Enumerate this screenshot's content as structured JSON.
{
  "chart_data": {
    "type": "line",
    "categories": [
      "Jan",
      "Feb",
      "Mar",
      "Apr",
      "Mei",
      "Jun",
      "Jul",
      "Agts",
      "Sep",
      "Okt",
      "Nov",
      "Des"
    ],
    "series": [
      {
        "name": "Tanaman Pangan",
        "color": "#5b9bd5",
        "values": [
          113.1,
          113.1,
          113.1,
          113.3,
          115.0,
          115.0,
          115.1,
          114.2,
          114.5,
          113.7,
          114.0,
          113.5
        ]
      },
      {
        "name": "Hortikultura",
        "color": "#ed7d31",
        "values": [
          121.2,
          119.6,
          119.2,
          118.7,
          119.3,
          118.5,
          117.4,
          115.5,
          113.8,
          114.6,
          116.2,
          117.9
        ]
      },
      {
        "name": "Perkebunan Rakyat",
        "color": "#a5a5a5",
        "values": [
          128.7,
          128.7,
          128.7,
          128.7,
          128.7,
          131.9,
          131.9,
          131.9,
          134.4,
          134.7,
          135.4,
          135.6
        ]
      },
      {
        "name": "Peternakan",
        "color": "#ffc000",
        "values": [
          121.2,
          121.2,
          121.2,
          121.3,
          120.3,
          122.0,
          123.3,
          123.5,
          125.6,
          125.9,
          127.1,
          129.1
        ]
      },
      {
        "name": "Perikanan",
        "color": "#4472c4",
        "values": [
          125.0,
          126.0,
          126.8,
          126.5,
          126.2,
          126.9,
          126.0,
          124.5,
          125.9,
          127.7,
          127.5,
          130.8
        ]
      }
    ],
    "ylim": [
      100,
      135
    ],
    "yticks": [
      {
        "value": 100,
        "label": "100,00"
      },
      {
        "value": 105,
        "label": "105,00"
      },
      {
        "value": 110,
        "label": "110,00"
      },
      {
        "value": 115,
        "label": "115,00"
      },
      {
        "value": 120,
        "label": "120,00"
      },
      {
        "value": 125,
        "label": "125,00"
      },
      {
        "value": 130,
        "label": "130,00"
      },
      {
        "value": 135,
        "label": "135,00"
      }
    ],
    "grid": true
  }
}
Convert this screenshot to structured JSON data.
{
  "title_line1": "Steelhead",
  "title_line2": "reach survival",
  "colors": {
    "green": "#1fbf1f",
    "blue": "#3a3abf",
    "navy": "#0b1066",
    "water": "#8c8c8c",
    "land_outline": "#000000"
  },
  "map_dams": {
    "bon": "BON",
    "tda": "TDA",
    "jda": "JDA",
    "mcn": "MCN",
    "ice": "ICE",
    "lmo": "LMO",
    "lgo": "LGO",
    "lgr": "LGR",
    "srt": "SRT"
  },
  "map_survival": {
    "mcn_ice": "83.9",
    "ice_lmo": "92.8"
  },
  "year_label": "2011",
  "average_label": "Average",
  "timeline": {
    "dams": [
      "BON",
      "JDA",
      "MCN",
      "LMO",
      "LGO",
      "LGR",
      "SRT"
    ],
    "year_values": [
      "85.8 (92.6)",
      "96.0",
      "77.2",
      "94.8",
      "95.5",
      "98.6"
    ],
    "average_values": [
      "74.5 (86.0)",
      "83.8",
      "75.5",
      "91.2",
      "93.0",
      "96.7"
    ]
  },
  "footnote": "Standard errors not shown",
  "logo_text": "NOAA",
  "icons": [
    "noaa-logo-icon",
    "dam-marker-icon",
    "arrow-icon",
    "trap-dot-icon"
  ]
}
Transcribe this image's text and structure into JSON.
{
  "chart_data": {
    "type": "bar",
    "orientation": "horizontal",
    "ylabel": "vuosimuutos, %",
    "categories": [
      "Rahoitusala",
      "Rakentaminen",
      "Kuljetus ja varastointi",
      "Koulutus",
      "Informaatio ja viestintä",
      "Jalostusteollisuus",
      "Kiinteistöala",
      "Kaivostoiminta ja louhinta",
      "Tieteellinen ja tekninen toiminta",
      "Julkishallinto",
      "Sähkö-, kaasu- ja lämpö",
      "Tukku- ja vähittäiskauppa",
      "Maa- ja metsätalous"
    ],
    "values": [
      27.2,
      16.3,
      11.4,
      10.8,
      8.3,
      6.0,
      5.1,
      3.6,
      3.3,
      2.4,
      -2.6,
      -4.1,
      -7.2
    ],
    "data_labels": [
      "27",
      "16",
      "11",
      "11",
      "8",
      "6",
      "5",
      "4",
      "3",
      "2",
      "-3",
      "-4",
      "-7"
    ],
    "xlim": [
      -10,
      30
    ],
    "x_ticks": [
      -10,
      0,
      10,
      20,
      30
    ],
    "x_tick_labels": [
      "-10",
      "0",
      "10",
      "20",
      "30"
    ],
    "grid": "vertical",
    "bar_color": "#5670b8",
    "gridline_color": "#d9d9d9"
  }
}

——————

▸ **WRITTEN PROBLEM**:
Gather every line from the entries above where the word "name" appears, and copy them.

▸ **TASK SOLUTION**:
        "name": "Tanaman Pangan",
        "name": "Hortikultura",
        "name": "Perkebunan Rakyat",
        "name": "Peternakan",
        "name": "Perikanan",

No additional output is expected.